(What you are asked to do)
Return the data below from its first line through the line containing "slice-label: Education 6% [252,71,322,99]", both lines included, copied character for character.

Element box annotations

- - - -

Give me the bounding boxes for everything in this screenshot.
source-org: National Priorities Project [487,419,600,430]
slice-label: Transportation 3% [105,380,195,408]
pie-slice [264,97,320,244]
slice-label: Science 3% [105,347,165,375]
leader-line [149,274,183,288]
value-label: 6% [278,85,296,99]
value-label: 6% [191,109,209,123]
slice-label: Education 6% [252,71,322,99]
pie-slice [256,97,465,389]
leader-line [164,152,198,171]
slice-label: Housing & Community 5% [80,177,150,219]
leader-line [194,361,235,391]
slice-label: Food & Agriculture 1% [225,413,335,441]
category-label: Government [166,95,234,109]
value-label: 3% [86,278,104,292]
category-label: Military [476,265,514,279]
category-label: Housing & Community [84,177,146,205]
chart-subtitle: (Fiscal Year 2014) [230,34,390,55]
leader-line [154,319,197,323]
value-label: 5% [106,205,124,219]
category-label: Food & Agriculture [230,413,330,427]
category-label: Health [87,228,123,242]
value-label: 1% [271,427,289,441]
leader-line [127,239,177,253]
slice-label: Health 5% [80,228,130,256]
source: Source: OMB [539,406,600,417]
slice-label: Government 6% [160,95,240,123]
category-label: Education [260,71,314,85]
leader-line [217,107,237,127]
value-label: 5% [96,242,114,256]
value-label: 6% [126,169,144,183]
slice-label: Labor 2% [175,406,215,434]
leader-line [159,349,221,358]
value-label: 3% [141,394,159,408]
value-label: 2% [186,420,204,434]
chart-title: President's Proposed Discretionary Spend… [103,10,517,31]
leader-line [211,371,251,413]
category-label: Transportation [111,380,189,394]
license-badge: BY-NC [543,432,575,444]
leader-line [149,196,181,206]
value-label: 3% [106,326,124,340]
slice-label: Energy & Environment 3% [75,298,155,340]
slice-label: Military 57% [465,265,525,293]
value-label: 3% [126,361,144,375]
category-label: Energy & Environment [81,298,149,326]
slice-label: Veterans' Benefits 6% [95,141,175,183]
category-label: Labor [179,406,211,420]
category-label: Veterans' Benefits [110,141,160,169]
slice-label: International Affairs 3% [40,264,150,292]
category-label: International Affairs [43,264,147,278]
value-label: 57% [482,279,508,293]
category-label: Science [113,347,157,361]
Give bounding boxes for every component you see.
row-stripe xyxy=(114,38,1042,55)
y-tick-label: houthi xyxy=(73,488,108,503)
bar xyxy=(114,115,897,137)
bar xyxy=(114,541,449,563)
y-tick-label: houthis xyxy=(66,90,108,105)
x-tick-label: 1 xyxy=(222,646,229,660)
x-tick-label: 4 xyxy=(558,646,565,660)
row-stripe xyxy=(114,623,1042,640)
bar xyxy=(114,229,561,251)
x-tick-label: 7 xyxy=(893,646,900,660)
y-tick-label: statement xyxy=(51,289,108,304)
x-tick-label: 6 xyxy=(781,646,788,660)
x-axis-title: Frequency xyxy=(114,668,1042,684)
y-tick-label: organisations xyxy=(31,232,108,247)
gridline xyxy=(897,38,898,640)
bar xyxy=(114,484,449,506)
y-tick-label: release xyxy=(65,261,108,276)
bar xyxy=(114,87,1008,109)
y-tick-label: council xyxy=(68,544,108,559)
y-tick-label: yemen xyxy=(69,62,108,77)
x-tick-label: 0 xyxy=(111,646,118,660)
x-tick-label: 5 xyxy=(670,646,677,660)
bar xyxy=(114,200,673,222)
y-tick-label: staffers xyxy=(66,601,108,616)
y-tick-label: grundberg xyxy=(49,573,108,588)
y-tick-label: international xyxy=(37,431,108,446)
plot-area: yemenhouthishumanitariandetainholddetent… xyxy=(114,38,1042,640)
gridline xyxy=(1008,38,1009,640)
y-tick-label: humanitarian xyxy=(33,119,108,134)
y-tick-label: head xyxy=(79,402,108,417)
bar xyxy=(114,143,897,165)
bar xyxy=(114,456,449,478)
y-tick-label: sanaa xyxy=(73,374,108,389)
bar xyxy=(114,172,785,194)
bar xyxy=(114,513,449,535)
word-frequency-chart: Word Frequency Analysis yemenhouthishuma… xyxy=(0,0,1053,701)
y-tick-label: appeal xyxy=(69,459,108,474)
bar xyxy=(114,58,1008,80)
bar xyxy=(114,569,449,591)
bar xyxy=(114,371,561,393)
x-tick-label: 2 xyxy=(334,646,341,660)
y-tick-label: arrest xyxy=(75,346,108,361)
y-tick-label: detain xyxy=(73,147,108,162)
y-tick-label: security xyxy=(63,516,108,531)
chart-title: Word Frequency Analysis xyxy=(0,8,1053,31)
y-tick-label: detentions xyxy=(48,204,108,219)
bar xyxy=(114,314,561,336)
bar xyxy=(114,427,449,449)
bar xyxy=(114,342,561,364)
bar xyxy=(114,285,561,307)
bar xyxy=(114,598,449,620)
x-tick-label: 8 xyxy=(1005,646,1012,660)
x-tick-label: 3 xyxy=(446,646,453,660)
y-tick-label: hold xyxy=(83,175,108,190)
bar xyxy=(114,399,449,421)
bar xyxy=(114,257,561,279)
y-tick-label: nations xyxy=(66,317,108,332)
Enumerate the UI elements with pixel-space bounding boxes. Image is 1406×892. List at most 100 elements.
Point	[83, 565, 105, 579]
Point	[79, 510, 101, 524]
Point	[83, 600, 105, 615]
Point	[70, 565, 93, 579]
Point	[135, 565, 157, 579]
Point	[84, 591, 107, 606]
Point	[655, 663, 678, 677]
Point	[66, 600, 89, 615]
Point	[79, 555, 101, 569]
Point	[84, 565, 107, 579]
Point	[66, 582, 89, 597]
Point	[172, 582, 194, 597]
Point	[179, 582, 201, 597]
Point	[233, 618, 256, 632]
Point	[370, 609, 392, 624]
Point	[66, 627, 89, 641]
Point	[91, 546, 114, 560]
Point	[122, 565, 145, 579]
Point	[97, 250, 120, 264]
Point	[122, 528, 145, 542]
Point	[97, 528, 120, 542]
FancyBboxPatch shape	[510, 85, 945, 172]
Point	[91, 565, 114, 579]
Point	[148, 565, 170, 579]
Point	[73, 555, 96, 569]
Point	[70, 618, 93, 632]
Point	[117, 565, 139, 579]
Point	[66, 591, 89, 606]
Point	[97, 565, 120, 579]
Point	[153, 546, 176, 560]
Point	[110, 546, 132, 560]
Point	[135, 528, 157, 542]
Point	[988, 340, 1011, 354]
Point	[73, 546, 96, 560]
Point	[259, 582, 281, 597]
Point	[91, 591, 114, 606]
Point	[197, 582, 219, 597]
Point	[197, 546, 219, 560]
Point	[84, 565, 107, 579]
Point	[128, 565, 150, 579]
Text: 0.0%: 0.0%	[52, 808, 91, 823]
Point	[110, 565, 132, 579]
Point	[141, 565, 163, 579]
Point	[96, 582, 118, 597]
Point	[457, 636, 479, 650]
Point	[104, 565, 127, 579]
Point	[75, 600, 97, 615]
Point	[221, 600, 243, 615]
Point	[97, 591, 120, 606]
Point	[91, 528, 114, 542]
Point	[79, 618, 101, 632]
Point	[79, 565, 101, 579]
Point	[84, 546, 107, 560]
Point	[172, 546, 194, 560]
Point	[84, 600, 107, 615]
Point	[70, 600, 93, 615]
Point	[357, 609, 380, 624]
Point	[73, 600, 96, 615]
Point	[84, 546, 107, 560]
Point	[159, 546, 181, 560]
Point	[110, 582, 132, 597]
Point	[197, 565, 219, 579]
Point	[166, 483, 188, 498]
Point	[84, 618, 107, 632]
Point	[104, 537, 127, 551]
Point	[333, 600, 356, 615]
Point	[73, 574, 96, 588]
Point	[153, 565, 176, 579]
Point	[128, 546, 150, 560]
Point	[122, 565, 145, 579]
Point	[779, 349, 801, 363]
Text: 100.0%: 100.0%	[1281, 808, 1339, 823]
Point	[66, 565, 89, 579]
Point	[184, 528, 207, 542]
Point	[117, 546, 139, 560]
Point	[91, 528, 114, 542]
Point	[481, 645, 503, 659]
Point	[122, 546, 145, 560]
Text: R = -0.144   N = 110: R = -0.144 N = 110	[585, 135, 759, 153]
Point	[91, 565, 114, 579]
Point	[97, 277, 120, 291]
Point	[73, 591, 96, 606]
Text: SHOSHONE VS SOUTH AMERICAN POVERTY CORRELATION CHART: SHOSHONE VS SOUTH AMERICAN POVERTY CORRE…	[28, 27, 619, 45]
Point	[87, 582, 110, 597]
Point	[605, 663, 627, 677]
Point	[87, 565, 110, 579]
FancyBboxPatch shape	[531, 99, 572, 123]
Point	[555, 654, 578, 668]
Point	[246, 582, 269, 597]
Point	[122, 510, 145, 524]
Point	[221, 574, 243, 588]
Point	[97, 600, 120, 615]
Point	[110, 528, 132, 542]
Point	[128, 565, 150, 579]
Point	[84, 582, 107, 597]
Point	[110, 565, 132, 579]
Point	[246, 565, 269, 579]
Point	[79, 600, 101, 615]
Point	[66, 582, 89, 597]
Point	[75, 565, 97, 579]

- - - -

(Finished answer)
Give me the bounding boxes for everything in this screenshot.
source-org: National Priorities Project [487,419,600,430]
slice-label: Transportation 3% [105,380,195,408]
pie-slice [264,97,320,244]
slice-label: Science 3% [105,347,165,375]
leader-line [149,274,183,288]
value-label: 6% [278,85,296,99]
value-label: 6% [191,109,209,123]
slice-label: Education 6% [252,71,322,99]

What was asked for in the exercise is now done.